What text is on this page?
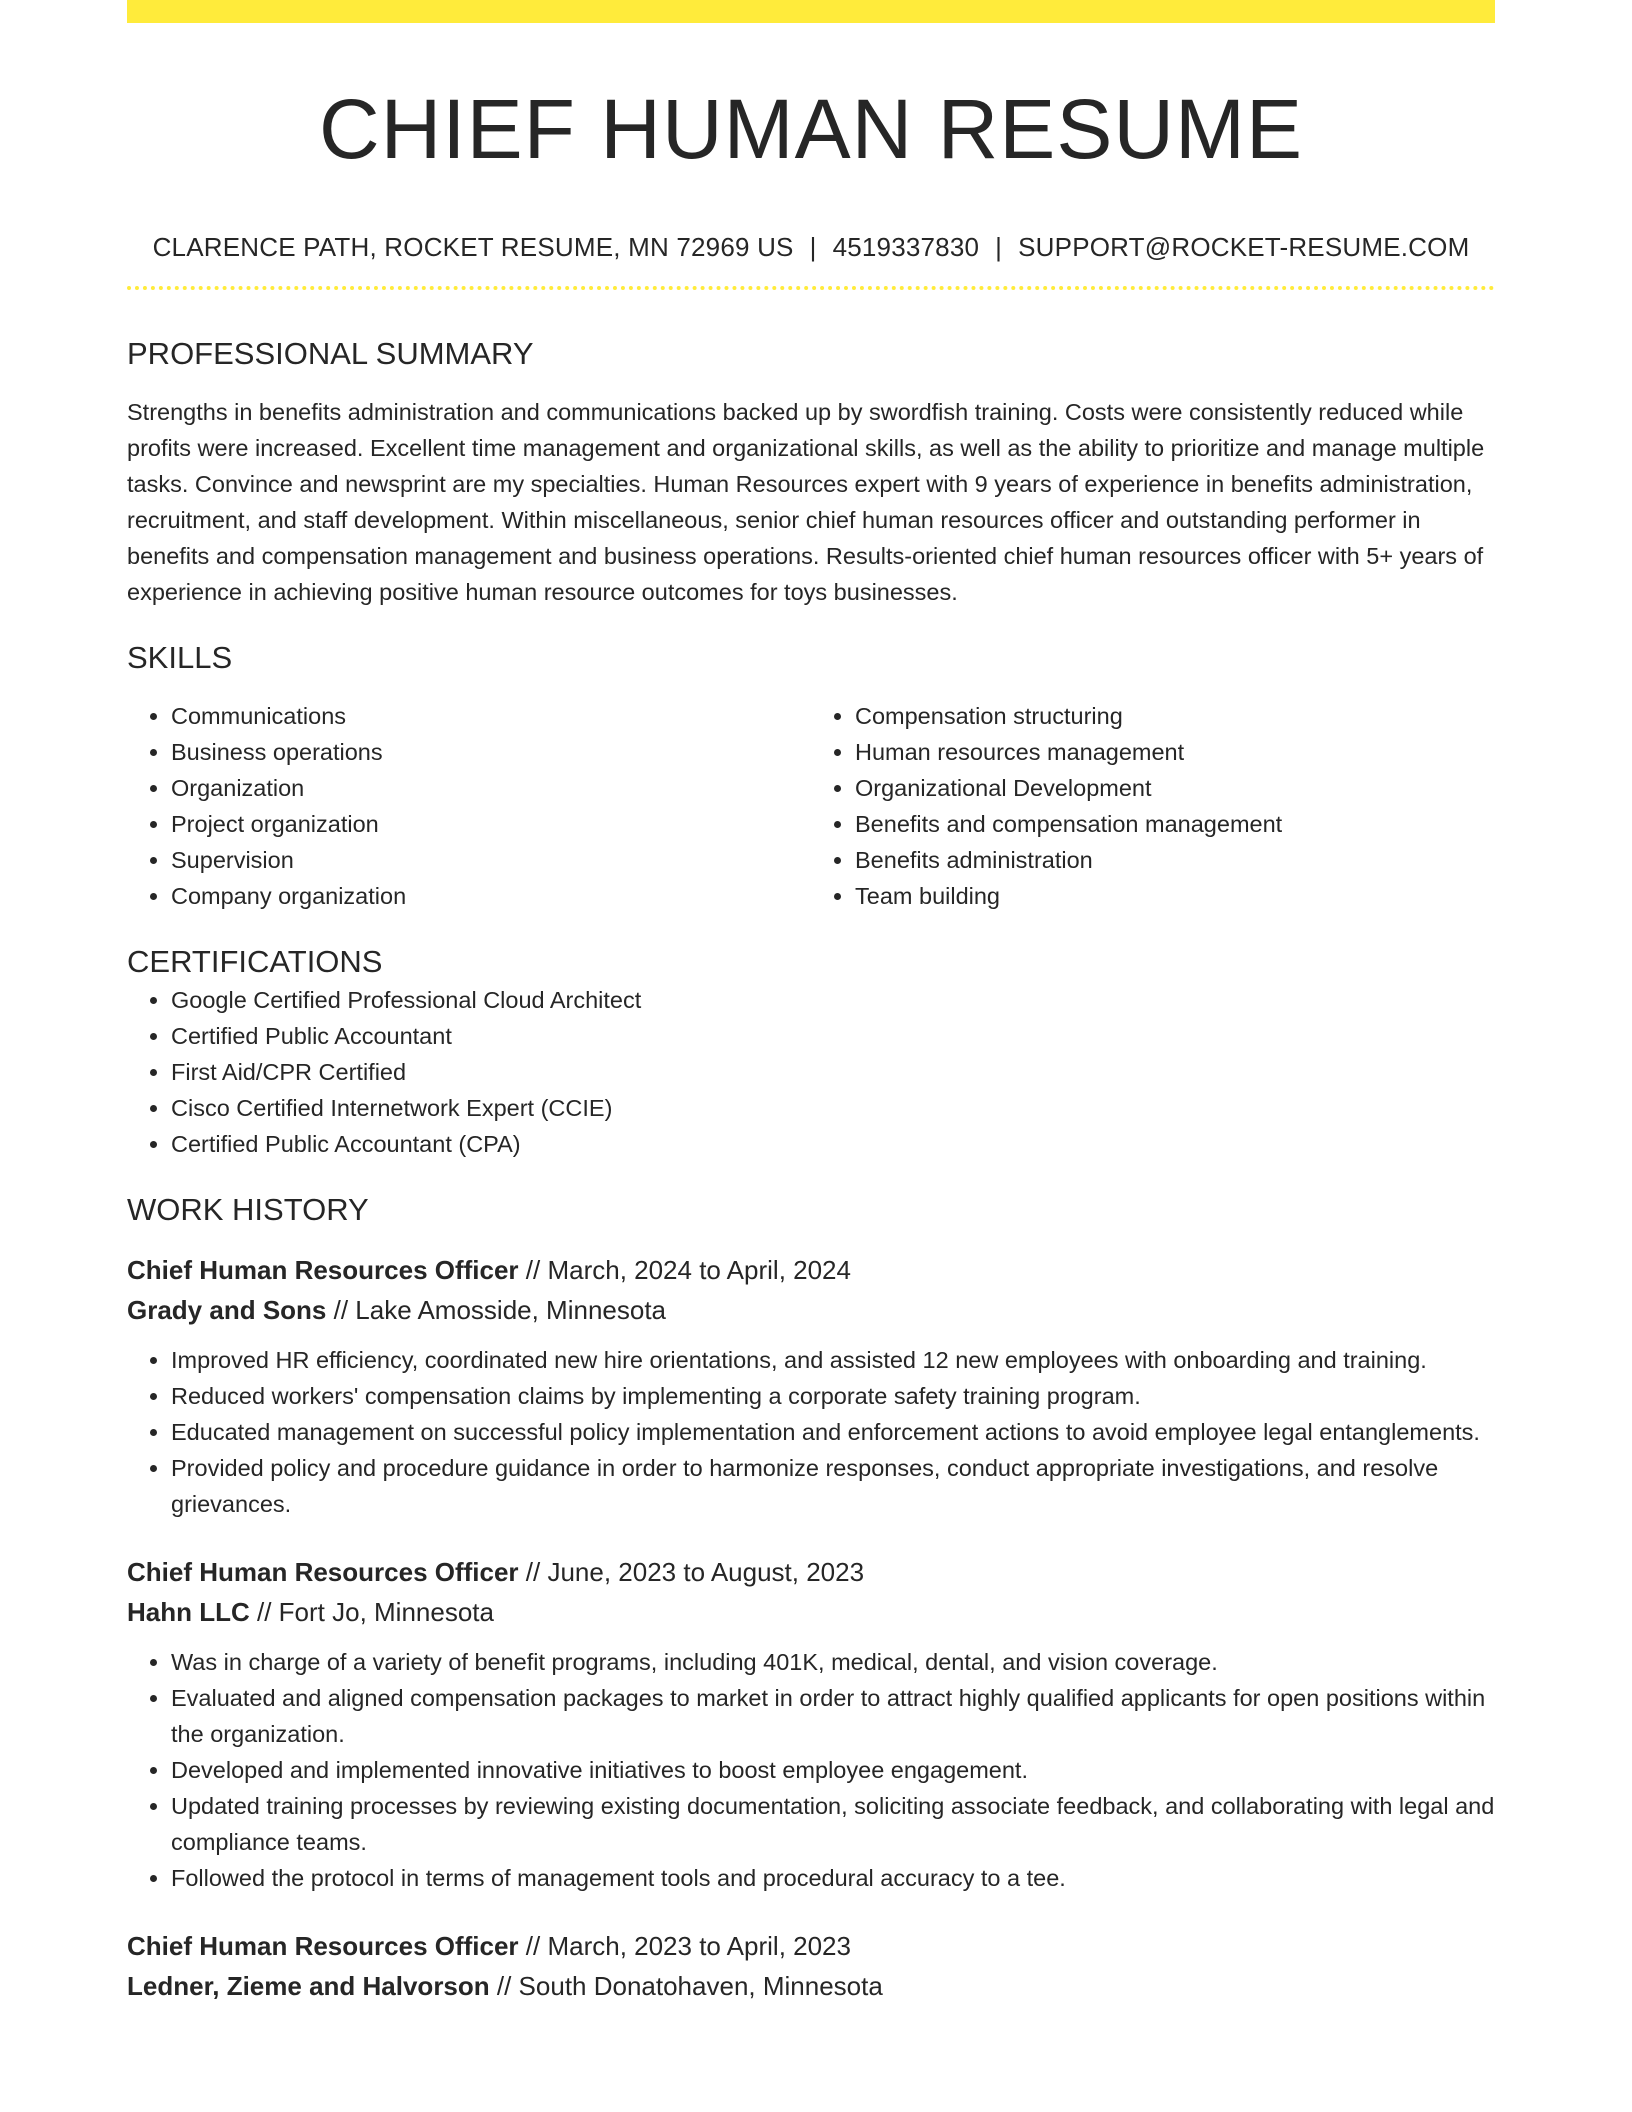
CHIEF HUMAN RESUME
CLARENCE PATH, ROCKET RESUME, MN 72969 US | 4519337830 | SUPPORT@ROCKET-RESUME.COM
PROFESSIONAL SUMMARY

Strengths in benefits administration and communications backed up by swordfish training. Costs were consistently reduced while profits were increased. Excellent time management and organizational skills, as well as the ability to prioritize and manage multiple tasks. Convince and newsprint are my specialties. Human Resources expert with 9 years of experience in benefits administration, recruitment, and staff development. Within miscellaneous, senior chief human resources officer and outstanding performer in benefits and compensation management and business operations. Results-oriented chief human resources officer with 5+ years of experience in achieving positive human resource outcomes for toys businesses.

SKILLS
• Communications
• Business operations
• Organization
• Project organization
• Supervision
• Company organization
• Compensation structuring
• Human resources management
• Organizational Development
• Benefits and compensation management
• Benefits administration
• Team building
CERTIFICATIONS
• Google Certified Professional Cloud Architect
• Certified Public Accountant
• First Aid/CPR Certified
• Cisco Certified Internetwork Expert (CCIE)
• Certified Public Accountant (CPA)
WORK HISTORY
Chief Human Resources Officer // March, 2024 to April, 2024
Grady and Sons // Lake Amosside, Minnesota
• Improved HR efficiency, coordinated new hire orientations, and assisted 12 new employees with onboarding and training.
• Reduced workers' compensation claims by implementing a corporate safety training program.
• Educated management on successful policy implementation and enforcement actions to avoid employee legal entanglements.
• Provided policy and procedure guidance in order to harmonize responses, conduct appropriate investigations, and resolve grievances.
Chief Human Resources Officer // June, 2023 to August, 2023
Hahn LLC // Fort Jo, Minnesota
• Was in charge of a variety of benefit programs, including 401K, medical, dental, and vision coverage.
• Evaluated and aligned compensation packages to market in order to attract highly qualified applicants for open positions within the organization.
• Developed and implemented innovative initiatives to boost employee engagement.
• Updated training processes by reviewing existing documentation, soliciting associate feedback, and collaborating with legal and compliance teams.
• Followed the protocol in terms of management tools and procedural accuracy to a tee.
Chief Human Resources Officer // March, 2023 to April, 2023
Ledner, Zieme and Halvorson // South Donatohaven, Minnesota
++++++++++++++++++++
• _Prompt_: Will you set down the records word for word while leaving out every picture?

• _Reply_:
What text is on this page?
CHIEF HUMAN RESUME
CLARENCE PATH, ROCKET RESUME, MN 72969 US | 4519337830 | SUPPORT@ROCKET-RESUME.COM
PROFESSIONAL SUMMARY

Strengths in benefits administration and communications backed up by swordfish training. Costs were consistently reduced while profits were increased. Excellent time management and organizational skills, as well as the ability to prioritize and manage multiple tasks. Convince and newsprint are my specialties. Human Resources expert with 9 years of experience in benefits administration, recruitment, and staff development. Within miscellaneous, senior chief human resources officer and outstanding performer in benefits and compensation management and business operations. Results-oriented chief human resources officer with 5+ years of experience in achieving positive human resource outcomes for toys businesses.

SKILLS
• Communications
• Business operations
• Organization
• Project organization
• Supervision
• Company organization
• Compensation structuring
• Human resources management
• Organizational Development
• Benefits and compensation management
• Benefits administration
• Team building
CERTIFICATIONS
• Google Certified Professional Cloud Architect
• Certified Public Accountant
• First Aid/CPR Certified
• Cisco Certified Internetwork Expert (CCIE)
• Certified Public Accountant (CPA)
WORK HISTORY
Chief Human Resources Officer // March, 2024 to April, 2024
Grady and Sons // Lake Amosside, Minnesota
• Improved HR efficiency, coordinated new hire orientations, and assisted 12 new employees with onboarding and training.
• Reduced workers' compensation claims by implementing a corporate safety training program.
• Educated management on successful policy implementation and enforcement actions to avoid employee legal entanglements.
• Provided policy and procedure guidance in order to harmonize responses, conduct appropriate investigations, and resolve grievances.
Chief Human Resources Officer // June, 2023 to August, 2023
Hahn LLC // Fort Jo, Minnesota
• Was in charge of a variety of benefit programs, including 401K, medical, dental, and vision coverage.
• Evaluated and aligned compensation packages to market in order to attract highly qualified applicants for open positions within the organization.
• Developed and implemented innovative initiatives to boost employee engagement.
• Updated training processes by reviewing existing documentation, soliciting associate feedback, and collaborating with legal and compliance teams.
• Followed the protocol in terms of management tools and procedural accuracy to a tee.
Chief Human Resources Officer // March, 2023 to April, 2023
Ledner, Zieme and Halvorson // South Donatohaven, Minnesota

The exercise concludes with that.